**Exercise instructions:**
The exercise asks for every line of the data to be reproduced exactly.

**Task data:**
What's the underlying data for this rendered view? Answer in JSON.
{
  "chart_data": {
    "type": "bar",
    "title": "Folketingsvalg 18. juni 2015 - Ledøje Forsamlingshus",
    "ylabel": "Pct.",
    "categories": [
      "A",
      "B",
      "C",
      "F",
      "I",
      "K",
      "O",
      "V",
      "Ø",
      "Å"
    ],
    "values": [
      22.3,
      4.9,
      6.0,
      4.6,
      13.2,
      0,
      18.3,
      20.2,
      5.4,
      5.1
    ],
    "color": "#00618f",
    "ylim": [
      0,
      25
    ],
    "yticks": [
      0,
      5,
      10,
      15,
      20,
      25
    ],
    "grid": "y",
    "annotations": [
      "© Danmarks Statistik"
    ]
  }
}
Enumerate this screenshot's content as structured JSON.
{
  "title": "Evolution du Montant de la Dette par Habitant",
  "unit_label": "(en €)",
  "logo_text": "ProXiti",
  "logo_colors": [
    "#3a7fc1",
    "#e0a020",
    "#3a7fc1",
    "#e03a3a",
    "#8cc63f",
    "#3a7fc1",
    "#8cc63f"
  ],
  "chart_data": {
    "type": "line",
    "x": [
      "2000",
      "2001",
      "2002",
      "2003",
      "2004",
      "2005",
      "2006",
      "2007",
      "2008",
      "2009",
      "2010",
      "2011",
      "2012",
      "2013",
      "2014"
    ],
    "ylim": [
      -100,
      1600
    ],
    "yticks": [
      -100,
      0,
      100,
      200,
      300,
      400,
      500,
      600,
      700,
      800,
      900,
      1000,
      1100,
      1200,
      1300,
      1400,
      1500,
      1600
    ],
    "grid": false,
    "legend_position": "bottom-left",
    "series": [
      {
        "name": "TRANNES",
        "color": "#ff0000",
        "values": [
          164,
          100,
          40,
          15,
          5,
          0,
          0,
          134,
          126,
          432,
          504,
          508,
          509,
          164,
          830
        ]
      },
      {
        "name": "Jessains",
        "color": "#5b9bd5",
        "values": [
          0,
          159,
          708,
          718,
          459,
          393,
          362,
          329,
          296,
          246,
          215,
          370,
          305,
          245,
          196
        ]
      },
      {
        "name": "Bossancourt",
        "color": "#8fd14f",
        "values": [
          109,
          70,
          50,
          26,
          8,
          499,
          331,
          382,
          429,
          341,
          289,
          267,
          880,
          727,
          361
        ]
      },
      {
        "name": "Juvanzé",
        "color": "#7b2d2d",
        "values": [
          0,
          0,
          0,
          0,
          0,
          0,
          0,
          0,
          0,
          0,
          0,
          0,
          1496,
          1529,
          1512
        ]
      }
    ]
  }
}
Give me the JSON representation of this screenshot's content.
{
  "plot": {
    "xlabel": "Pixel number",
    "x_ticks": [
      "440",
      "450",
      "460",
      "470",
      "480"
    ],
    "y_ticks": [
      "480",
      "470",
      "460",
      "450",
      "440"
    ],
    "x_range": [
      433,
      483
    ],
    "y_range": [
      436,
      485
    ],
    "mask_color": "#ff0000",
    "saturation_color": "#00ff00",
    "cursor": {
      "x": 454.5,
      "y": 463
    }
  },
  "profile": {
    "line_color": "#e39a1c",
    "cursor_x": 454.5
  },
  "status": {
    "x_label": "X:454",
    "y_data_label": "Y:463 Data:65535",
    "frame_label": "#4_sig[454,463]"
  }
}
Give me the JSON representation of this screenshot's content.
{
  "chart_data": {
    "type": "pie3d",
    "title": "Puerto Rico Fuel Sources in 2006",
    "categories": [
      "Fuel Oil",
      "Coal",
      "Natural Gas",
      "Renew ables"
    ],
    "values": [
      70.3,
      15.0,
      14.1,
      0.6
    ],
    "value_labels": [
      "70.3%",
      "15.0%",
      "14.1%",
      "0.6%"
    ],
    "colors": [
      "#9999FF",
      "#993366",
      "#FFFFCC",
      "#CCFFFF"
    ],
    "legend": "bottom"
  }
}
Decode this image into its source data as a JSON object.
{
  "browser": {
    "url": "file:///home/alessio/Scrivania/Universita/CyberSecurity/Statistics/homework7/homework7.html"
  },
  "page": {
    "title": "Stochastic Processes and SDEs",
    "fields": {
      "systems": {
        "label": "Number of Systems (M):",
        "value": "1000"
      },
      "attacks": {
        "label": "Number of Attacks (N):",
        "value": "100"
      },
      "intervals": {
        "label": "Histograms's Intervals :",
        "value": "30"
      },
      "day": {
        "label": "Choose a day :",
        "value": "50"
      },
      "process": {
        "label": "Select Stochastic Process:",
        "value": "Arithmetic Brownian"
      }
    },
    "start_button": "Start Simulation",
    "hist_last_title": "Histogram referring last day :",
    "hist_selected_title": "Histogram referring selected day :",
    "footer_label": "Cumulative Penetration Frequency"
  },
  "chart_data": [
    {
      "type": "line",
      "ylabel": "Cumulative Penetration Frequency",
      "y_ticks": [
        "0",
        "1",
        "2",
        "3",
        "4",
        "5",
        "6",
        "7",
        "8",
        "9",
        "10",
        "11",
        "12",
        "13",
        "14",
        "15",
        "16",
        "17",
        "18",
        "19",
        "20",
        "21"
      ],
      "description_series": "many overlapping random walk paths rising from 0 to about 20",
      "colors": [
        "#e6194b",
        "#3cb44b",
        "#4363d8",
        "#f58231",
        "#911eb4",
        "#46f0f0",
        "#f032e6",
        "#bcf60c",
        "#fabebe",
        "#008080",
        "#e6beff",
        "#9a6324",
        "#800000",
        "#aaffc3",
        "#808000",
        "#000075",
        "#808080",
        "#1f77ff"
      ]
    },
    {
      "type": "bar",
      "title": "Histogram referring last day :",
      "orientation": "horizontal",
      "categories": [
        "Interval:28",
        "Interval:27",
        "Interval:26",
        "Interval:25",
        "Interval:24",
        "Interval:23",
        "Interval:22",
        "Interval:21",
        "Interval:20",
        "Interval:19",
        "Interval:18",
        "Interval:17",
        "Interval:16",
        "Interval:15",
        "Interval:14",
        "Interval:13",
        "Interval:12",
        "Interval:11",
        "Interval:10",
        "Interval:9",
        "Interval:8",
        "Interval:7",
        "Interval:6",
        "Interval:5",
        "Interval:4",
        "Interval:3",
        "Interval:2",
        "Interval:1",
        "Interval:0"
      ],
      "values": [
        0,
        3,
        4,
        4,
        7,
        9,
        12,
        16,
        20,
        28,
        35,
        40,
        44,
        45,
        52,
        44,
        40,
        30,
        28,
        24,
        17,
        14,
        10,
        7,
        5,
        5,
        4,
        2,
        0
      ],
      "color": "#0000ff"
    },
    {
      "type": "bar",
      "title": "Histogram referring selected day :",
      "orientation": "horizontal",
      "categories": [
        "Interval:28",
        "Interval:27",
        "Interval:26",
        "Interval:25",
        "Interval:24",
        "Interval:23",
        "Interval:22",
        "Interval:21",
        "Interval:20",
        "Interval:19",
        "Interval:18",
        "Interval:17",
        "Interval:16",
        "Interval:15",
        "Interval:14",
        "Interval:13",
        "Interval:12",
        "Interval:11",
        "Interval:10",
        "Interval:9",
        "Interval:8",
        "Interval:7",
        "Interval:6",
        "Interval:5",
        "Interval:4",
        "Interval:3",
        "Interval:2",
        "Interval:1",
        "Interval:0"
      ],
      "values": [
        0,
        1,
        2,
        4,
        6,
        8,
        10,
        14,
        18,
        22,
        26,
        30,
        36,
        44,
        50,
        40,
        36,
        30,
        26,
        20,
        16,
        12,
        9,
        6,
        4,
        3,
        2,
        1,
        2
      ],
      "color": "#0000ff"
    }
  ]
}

**Result for this exercise:**
What's the underlying data for this rendered view? Answer in JSON.
{
  "chart_data": {
    "type": "bar",
    "title": "Folketingsvalg 18. juni 2015 - Ledøje Forsamlingshus",
    "ylabel": "Pct.",
    "categories": [
      "A",
      "B",
      "C",
      "F",
      "I",
      "K",
      "O",
      "V",
      "Ø",
      "Å"
    ],
    "values": [
      22.3,
      4.9,
      6.0,
      4.6,
      13.2,
      0,
      18.3,
      20.2,
      5.4,
      5.1
    ],
    "color": "#00618f",
    "ylim": [
      0,
      25
    ],
    "yticks": [
      0,
      5,
      10,
      15,
      20,
      25
    ],
    "grid": "y",
    "annotations": [
      "© Danmarks Statistik"
    ]
  }
}
Enumerate this screenshot's content as structured JSON.
{
  "title": "Evolution du Montant de la Dette par Habitant",
  "unit_label": "(en €)",
  "logo_text": "ProXiti",
  "logo_colors": [
    "#3a7fc1",
    "#e0a020",
    "#3a7fc1",
    "#e03a3a",
    "#8cc63f",
    "#3a7fc1",
    "#8cc63f"
  ],
  "chart_data": {
    "type": "line",
    "x": [
      "2000",
      "2001",
      "2002",
      "2003",
      "2004",
      "2005",
      "2006",
      "2007",
      "2008",
      "2009",
      "2010",
      "2011",
      "2012",
      "2013",
      "2014"
    ],
    "ylim": [
      -100,
      1600
    ],
    "yticks": [
      -100,
      0,
      100,
      200,
      300,
      400,
      500,
      600,
      700,
      800,
      900,
      1000,
      1100,
      1200,
      1300,
      1400,
      1500,
      1600
    ],
    "grid": false,
    "legend_position": "bottom-left",
    "series": [
      {
        "name": "TRANNES",
        "color": "#ff0000",
        "values": [
          164,
          100,
          40,
          15,
          5,
          0,
          0,
          134,
          126,
          432,
          504,
          508,
          509,
          164,
          830
        ]
      },
      {
        "name": "Jessains",
        "color": "#5b9bd5",
        "values": [
          0,
          159,
          708,
          718,
          459,
          393,
          362,
          329,
          296,
          246,
          215,
          370,
          305,
          245,
          196
        ]
      },
      {
        "name": "Bossancourt",
        "color": "#8fd14f",
        "values": [
          109,
          70,
          50,
          26,
          8,
          499,
          331,
          382,
          429,
          341,
          289,
          267,
          880,
          727,
          361
        ]
      },
      {
        "name": "Juvanzé",
        "color": "#7b2d2d",
        "values": [
          0,
          0,
          0,
          0,
          0,
          0,
          0,
          0,
          0,
          0,
          0,
          0,
          1496,
          1529,
          1512
        ]
      }
    ]
  }
}
Give me the JSON representation of this screenshot's content.
{
  "plot": {
    "xlabel": "Pixel number",
    "x_ticks": [
      "440",
      "450",
      "460",
      "470",
      "480"
    ],
    "y_ticks": [
      "480",
      "470",
      "460",
      "450",
      "440"
    ],
    "x_range": [
      433,
      483
    ],
    "y_range": [
      436,
      485
    ],
    "mask_color": "#ff0000",
    "saturation_color": "#00ff00",
    "cursor": {
      "x": 454.5,
      "y": 463
    }
  },
  "profile": {
    "line_color": "#e39a1c",
    "cursor_x": 454.5
  },
  "status": {
    "x_label": "X:454",
    "y_data_label": "Y:463 Data:65535",
    "frame_label": "#4_sig[454,463]"
  }
}
Give me the JSON representation of this screenshot's content.
{
  "chart_data": {
    "type": "pie3d",
    "title": "Puerto Rico Fuel Sources in 2006",
    "categories": [
      "Fuel Oil",
      "Coal",
      "Natural Gas",
      "Renew ables"
    ],
    "values": [
      70.3,
      15.0,
      14.1,
      0.6
    ],
    "value_labels": [
      "70.3%",
      "15.0%",
      "14.1%",
      "0.6%"
    ],
    "colors": [
      "#9999FF",
      "#993366",
      "#FFFFCC",
      "#CCFFFF"
    ],
    "legend": "bottom"
  }
}
Decode this image into its source data as a JSON object.
{
  "browser": {
    "url": "file:///home/alessio/Scrivania/Universita/CyberSecurity/Statistics/homework7/homework7.html"
  },
  "page": {
    "title": "Stochastic Processes and SDEs",
    "fields": {
      "systems": {
        "label": "Number of Systems (M):",
        "value": "1000"
      },
      "attacks": {
        "label": "Number of Attacks (N):",
        "value": "100"
      },
      "intervals": {
        "label": "Histograms's Intervals :",
        "value": "30"
      },
      "day": {
        "label": "Choose a day :",
        "value": "50"
      },
      "process": {
        "label": "Select Stochastic Process:",
        "value": "Arithmetic Brownian"
      }
    },
    "start_button": "Start Simulation",
    "hist_last_title": "Histogram referring last day :",
    "hist_selected_title": "Histogram referring selected day :",
    "footer_label": "Cumulative Penetration Frequency"
  },
  "chart_data": [
    {
      "type": "line",
      "ylabel": "Cumulative Penetration Frequency",
      "y_ticks": [
        "0",
        "1",
        "2",
        "3",
        "4",
        "5",
        "6",
        "7",
        "8",
        "9",
        "10",
        "11",
        "12",
        "13",
        "14",
        "15",
        "16",
        "17",
        "18",
        "19",
        "20",
        "21"
      ],
      "description_series": "many overlapping random walk paths rising from 0 to about 20",
      "colors": [
        "#e6194b",
        "#3cb44b",
        "#4363d8",
        "#f58231",
        "#911eb4",
        "#46f0f0",
        "#f032e6",
        "#bcf60c",
        "#fabebe",
        "#008080",
        "#e6beff",
        "#9a6324",
        "#800000",
        "#aaffc3",
        "#808000",
        "#000075",
        "#808080",
        "#1f77ff"
      ]
    },
    {
      "type": "bar",
      "title": "Histogram referring last day :",
      "orientation": "horizontal",
      "categories": [
        "Interval:28",
        "Interval:27",
        "Interval:26",
        "Interval:25",
        "Interval:24",
        "Interval:23",
        "Interval:22",
        "Interval:21",
        "Interval:20",
        "Interval:19",
        "Interval:18",
        "Interval:17",
        "Interval:16",
        "Interval:15",
        "Interval:14",
        "Interval:13",
        "Interval:12",
        "Interval:11",
        "Interval:10",
        "Interval:9",
        "Interval:8",
        "Interval:7",
        "Interval:6",
        "Interval:5",
        "Interval:4",
        "Interval:3",
        "Interval:2",
        "Interval:1",
        "Interval:0"
      ],
      "values": [
        0,
        3,
        4,
        4,
        7,
        9,
        12,
        16,
        20,
        28,
        35,
        40,
        44,
        45,
        52,
        44,
        40,
        30,
        28,
        24,
        17,
        14,
        10,
        7,
        5,
        5,
        4,
        2,
        0
      ],
      "color": "#0000ff"
    },
    {
      "type": "bar",
      "title": "Histogram referring selected day :",
      "orientation": "horizontal",
      "categories": [
        "Interval:28",
        "Interval:27",
        "Interval:26",
        "Interval:25",
        "Interval:24",
        "Interval:23",
        "Interval:22",
        "Interval:21",
        "Interval:20",
        "Interval:19",
        "Interval:18",
        "Interval:17",
        "Interval:16",
        "Interval:15",
        "Interval:14",
        "Interval:13",
        "Interval:12",
        "Interval:11",
        "Interval:10",
        "Interval:9",
        "Interval:8",
        "Interval:7",
        "Interval:6",
        "Interval:5",
        "Interval:4",
        "Interval:3",
        "Interval:2",
        "Interval:1",
        "Interval:0"
      ],
      "values": [
        0,
        1,
        2,
        4,
        6,
        8,
        10,
        14,
        18,
        22,
        26,
        30,
        36,
        44,
        50,
        40,
        36,
        30,
        26,
        20,
        16,
        12,
        9,
        6,
        4,
        3,
        2,
        1,
        2
      ],
      "color": "#0000ff"
    }
  ]
}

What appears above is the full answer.